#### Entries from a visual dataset
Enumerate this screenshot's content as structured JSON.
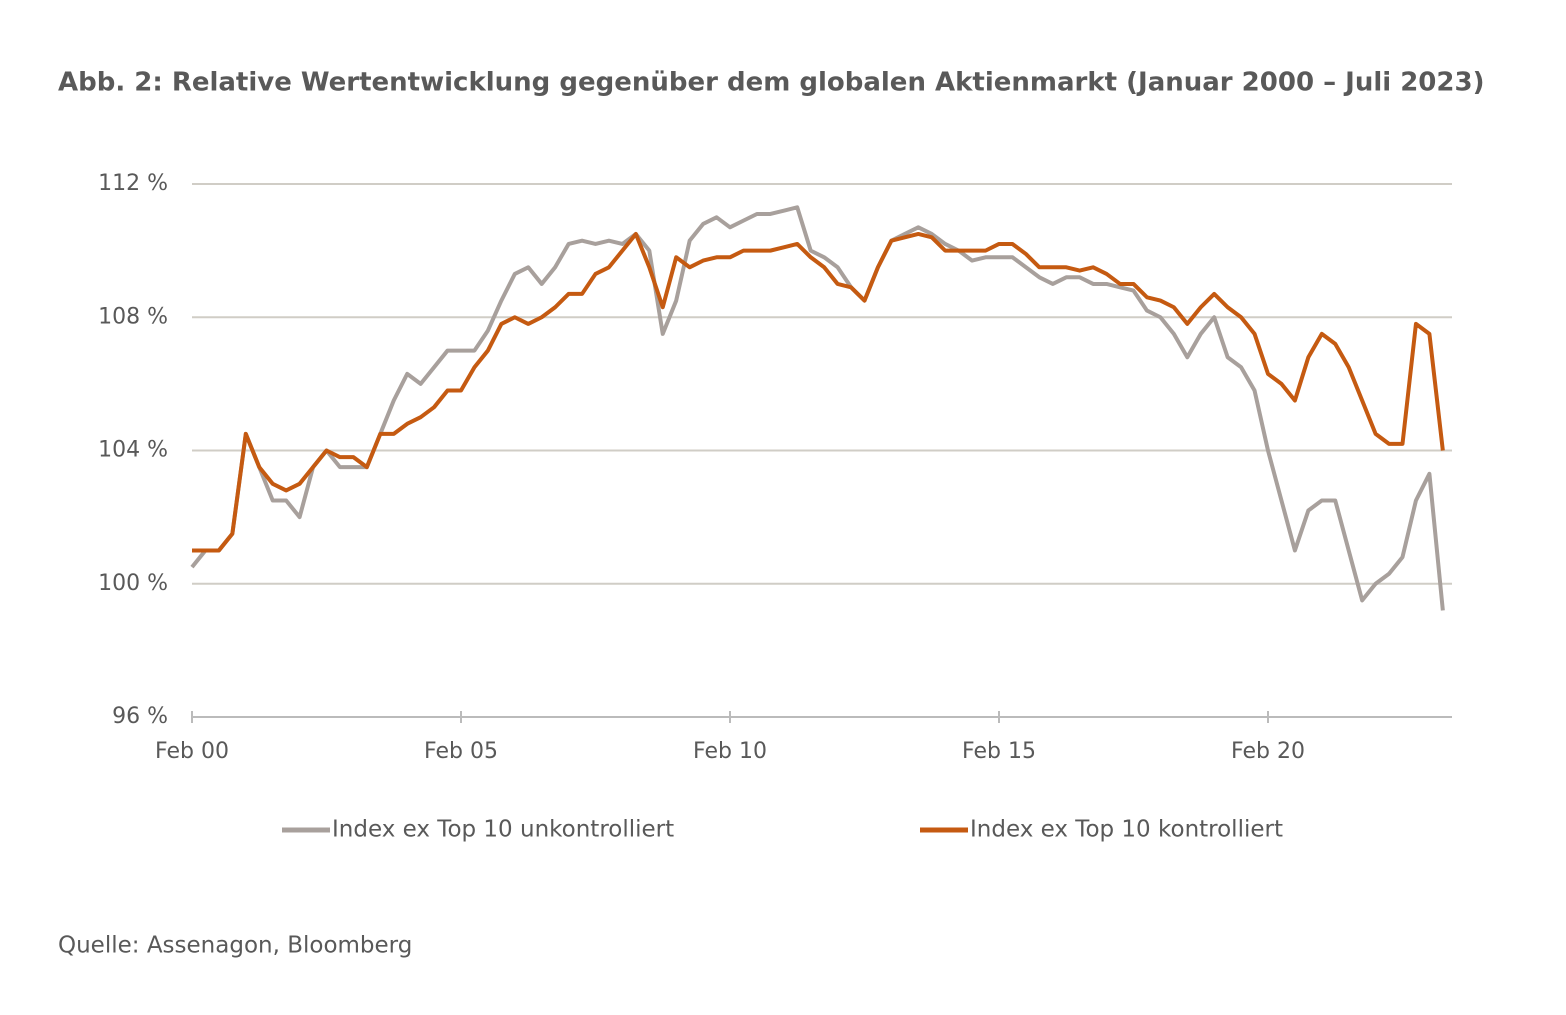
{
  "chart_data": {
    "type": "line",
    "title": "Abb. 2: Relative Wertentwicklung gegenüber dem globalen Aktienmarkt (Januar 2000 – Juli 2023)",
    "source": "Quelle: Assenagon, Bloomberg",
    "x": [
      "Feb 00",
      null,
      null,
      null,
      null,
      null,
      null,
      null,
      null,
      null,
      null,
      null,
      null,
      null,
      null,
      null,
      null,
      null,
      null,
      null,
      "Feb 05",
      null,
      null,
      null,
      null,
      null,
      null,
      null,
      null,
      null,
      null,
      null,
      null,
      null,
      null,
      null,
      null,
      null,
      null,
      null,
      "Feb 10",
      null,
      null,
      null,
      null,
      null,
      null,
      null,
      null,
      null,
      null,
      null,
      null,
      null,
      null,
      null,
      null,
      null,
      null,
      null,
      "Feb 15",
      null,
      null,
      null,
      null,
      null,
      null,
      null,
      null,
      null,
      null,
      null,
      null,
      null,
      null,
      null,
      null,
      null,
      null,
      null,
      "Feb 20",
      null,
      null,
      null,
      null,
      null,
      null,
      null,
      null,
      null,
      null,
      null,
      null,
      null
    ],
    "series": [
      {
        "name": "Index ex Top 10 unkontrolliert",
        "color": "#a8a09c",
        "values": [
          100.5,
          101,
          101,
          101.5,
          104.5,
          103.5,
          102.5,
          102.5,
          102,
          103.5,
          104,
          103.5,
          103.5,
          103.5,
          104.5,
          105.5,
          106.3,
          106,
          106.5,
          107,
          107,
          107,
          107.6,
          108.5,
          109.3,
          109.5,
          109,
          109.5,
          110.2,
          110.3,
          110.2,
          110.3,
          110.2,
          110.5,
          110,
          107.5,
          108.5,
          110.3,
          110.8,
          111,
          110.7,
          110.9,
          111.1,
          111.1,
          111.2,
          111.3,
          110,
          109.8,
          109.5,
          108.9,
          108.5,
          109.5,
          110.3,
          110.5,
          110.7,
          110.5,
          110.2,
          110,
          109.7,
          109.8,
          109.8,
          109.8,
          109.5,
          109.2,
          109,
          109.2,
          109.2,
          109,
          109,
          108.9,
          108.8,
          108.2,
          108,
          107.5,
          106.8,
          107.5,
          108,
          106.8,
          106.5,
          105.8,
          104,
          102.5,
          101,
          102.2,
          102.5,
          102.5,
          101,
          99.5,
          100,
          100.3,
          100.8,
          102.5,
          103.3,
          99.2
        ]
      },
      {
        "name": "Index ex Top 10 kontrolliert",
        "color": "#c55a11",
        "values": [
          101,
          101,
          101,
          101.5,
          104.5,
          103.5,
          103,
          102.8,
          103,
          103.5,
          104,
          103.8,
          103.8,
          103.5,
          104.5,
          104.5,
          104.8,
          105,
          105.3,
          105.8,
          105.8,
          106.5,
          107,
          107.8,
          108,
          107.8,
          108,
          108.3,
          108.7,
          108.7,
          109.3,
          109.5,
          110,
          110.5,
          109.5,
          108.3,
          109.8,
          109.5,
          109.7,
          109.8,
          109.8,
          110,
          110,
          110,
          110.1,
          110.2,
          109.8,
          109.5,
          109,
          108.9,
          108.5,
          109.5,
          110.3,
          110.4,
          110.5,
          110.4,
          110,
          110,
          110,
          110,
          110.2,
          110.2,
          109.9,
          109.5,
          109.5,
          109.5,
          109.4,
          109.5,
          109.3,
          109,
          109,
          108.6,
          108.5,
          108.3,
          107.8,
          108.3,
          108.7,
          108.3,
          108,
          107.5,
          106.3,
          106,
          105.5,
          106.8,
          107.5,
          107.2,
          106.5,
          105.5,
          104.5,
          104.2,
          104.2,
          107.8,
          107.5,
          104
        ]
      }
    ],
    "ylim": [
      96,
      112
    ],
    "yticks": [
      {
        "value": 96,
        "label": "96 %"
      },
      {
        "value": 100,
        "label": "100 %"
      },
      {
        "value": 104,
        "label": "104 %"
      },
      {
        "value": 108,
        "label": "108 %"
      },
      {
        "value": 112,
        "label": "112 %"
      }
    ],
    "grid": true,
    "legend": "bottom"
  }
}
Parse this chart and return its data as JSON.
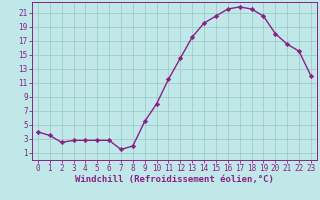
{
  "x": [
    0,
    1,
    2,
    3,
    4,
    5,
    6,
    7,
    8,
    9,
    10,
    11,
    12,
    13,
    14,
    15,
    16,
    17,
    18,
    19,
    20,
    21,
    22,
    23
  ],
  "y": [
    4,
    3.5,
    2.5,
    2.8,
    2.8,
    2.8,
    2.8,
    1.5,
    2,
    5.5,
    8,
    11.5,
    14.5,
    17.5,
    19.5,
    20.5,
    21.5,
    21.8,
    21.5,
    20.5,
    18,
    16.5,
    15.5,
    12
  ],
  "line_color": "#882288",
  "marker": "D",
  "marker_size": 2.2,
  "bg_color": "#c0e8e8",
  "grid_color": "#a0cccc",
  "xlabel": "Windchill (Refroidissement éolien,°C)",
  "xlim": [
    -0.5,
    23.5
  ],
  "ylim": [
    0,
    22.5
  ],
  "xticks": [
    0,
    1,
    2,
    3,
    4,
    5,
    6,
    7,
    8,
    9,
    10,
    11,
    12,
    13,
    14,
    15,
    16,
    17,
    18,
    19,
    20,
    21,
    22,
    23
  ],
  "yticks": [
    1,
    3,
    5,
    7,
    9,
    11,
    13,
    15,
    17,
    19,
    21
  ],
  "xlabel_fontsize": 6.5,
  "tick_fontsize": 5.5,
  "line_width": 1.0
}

#### Goal
Transcribe each line above verbatim, with the pictures left out.

#### The solution
Enumerate this screenshot's content as structured JSON.
{
  "chart_data": {
    "type": "line",
    "title": "Abb. 2: Relative Wertentwicklung gegenüber dem globalen Aktienmarkt (Januar 2000 – Juli 2023)",
    "source": "Quelle: Assenagon, Bloomberg",
    "x": [
      "Feb 00",
      null,
      null,
      null,
      null,
      null,
      null,
      null,
      null,
      null,
      null,
      null,
      null,
      null,
      null,
      null,
      null,
      null,
      null,
      null,
      "Feb 05",
      null,
      null,
      null,
      null,
      null,
      null,
      null,
      null,
      null,
      null,
      null,
      null,
      null,
      null,
      null,
      null,
      null,
      null,
      null,
      "Feb 10",
      null,
      null,
      null,
      null,
      null,
      null,
      null,
      null,
      null,
      null,
      null,
      null,
      null,
      null,
      null,
      null,
      null,
      null,
      null,
      "Feb 15",
      null,
      null,
      null,
      null,
      null,
      null,
      null,
      null,
      null,
      null,
      null,
      null,
      null,
      null,
      null,
      null,
      null,
      null,
      null,
      "Feb 20",
      null,
      null,
      null,
      null,
      null,
      null,
      null,
      null,
      null,
      null,
      null,
      null,
      null
    ],
    "series": [
      {
        "name": "Index ex Top 10 unkontrolliert",
        "color": "#a8a09c",
        "values": [
          100.5,
          101,
          101,
          101.5,
          104.5,
          103.5,
          102.5,
          102.5,
          102,
          103.5,
          104,
          103.5,
          103.5,
          103.5,
          104.5,
          105.5,
          106.3,
          106,
          106.5,
          107,
          107,
          107,
          107.6,
          108.5,
          109.3,
          109.5,
          109,
          109.5,
          110.2,
          110.3,
          110.2,
          110.3,
          110.2,
          110.5,
          110,
          107.5,
          108.5,
          110.3,
          110.8,
          111,
          110.7,
          110.9,
          111.1,
          111.1,
          111.2,
          111.3,
          110,
          109.8,
          109.5,
          108.9,
          108.5,
          109.5,
          110.3,
          110.5,
          110.7,
          110.5,
          110.2,
          110,
          109.7,
          109.8,
          109.8,
          109.8,
          109.5,
          109.2,
          109,
          109.2,
          109.2,
          109,
          109,
          108.9,
          108.8,
          108.2,
          108,
          107.5,
          106.8,
          107.5,
          108,
          106.8,
          106.5,
          105.8,
          104,
          102.5,
          101,
          102.2,
          102.5,
          102.5,
          101,
          99.5,
          100,
          100.3,
          100.8,
          102.5,
          103.3,
          99.2
        ]
      },
      {
        "name": "Index ex Top 10 kontrolliert",
        "color": "#c55a11",
        "values": [
          101,
          101,
          101,
          101.5,
          104.5,
          103.5,
          103,
          102.8,
          103,
          103.5,
          104,
          103.8,
          103.8,
          103.5,
          104.5,
          104.5,
          104.8,
          105,
          105.3,
          105.8,
          105.8,
          106.5,
          107,
          107.8,
          108,
          107.8,
          108,
          108.3,
          108.7,
          108.7,
          109.3,
          109.5,
          110,
          110.5,
          109.5,
          108.3,
          109.8,
          109.5,
          109.7,
          109.8,
          109.8,
          110,
          110,
          110,
          110.1,
          110.2,
          109.8,
          109.5,
          109,
          108.9,
          108.5,
          109.5,
          110.3,
          110.4,
          110.5,
          110.4,
          110,
          110,
          110,
          110,
          110.2,
          110.2,
          109.9,
          109.5,
          109.5,
          109.5,
          109.4,
          109.5,
          109.3,
          109,
          109,
          108.6,
          108.5,
          108.3,
          107.8,
          108.3,
          108.7,
          108.3,
          108,
          107.5,
          106.3,
          106,
          105.5,
          106.8,
          107.5,
          107.2,
          106.5,
          105.5,
          104.5,
          104.2,
          104.2,
          107.8,
          107.5,
          104
        ]
      }
    ],
    "ylim": [
      96,
      112
    ],
    "yticks": [
      {
        "value": 96,
        "label": "96 %"
      },
      {
        "value": 100,
        "label": "100 %"
      },
      {
        "value": 104,
        "label": "104 %"
      },
      {
        "value": 108,
        "label": "108 %"
      },
      {
        "value": 112,
        "label": "112 %"
      }
    ],
    "grid": true,
    "legend": "bottom"
  }
}
Parse this chart and return its data as JSON.
{
  "x": [
    0,
    1,
    2,
    3,
    4,
    5,
    6,
    7,
    8,
    9,
    10,
    11,
    12,
    13,
    14,
    15,
    16,
    17,
    18,
    19,
    20,
    21,
    22,
    23
  ],
  "y": [
    4,
    3.5,
    2.5,
    2.8,
    2.8,
    2.8,
    2.8,
    1.5,
    2,
    5.5,
    8,
    11.5,
    14.5,
    17.5,
    19.5,
    20.5,
    21.5,
    21.8,
    21.5,
    20.5,
    18,
    16.5,
    15.5,
    12
  ],
  "line_color": "#882288",
  "marker": "D",
  "marker_size": 2.2,
  "bg_color": "#c0e8e8",
  "grid_color": "#a0cccc",
  "xlabel": "Windchill (Refroidissement éolien,°C)",
  "xlim": [
    -0.5,
    23.5
  ],
  "ylim": [
    0,
    22.5
  ],
  "xticks": [
    0,
    1,
    2,
    3,
    4,
    5,
    6,
    7,
    8,
    9,
    10,
    11,
    12,
    13,
    14,
    15,
    16,
    17,
    18,
    19,
    20,
    21,
    22,
    23
  ],
  "yticks": [
    1,
    3,
    5,
    7,
    9,
    11,
    13,
    15,
    17,
    19,
    21
  ],
  "xlabel_fontsize": 6.5,
  "tick_fontsize": 5.5,
  "line_width": 1.0
}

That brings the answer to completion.